Dataset items
────────────────────

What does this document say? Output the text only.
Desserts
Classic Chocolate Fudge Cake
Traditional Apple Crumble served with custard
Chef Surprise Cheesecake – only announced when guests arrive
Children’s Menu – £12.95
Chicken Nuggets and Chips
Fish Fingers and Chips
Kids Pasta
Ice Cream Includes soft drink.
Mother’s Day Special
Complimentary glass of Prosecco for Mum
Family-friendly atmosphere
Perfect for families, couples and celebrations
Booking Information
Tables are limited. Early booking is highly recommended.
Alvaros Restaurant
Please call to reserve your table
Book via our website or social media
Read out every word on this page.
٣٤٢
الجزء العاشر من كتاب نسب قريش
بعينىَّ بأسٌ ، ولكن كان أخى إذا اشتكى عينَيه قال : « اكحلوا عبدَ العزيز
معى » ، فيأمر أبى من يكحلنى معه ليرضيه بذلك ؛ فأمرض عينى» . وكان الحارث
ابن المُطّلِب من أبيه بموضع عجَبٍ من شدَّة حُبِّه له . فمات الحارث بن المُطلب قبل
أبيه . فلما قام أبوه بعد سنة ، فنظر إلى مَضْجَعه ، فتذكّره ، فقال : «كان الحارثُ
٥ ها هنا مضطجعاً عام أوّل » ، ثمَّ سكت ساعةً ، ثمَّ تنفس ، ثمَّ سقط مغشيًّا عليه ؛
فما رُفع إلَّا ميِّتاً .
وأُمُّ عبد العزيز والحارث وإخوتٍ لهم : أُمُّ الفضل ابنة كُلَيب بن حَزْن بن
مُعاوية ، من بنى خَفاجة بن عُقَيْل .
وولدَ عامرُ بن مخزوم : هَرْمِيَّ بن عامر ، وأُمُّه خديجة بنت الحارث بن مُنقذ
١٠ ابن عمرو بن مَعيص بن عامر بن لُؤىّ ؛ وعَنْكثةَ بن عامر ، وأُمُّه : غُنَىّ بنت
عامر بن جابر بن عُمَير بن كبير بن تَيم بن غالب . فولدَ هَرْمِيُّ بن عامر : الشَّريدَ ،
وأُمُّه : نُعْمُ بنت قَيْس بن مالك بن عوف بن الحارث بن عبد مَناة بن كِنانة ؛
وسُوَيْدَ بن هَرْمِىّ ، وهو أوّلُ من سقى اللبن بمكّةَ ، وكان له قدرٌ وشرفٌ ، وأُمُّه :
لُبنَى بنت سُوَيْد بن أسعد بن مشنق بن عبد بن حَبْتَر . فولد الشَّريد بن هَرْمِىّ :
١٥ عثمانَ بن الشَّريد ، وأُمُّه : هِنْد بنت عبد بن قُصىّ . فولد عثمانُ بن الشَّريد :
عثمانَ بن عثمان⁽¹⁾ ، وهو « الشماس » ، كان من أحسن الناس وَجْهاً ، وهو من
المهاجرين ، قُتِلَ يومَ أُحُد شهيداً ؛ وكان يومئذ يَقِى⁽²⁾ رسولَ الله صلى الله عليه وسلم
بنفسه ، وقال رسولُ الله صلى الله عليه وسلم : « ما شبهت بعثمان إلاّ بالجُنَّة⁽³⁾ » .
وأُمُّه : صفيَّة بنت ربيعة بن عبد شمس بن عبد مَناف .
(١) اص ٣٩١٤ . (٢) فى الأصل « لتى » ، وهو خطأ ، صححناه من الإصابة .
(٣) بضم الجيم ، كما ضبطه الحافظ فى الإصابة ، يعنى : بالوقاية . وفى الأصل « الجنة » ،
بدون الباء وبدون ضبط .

────────────────────

__TASK REQUIREMENTS__
Scan the material above. Copy each line that holds the word "only".

__ANSWER TO THIS TASK__
What does this document say? Output the text only.
Chef Surprise Cheesecake – only announced when guests arrive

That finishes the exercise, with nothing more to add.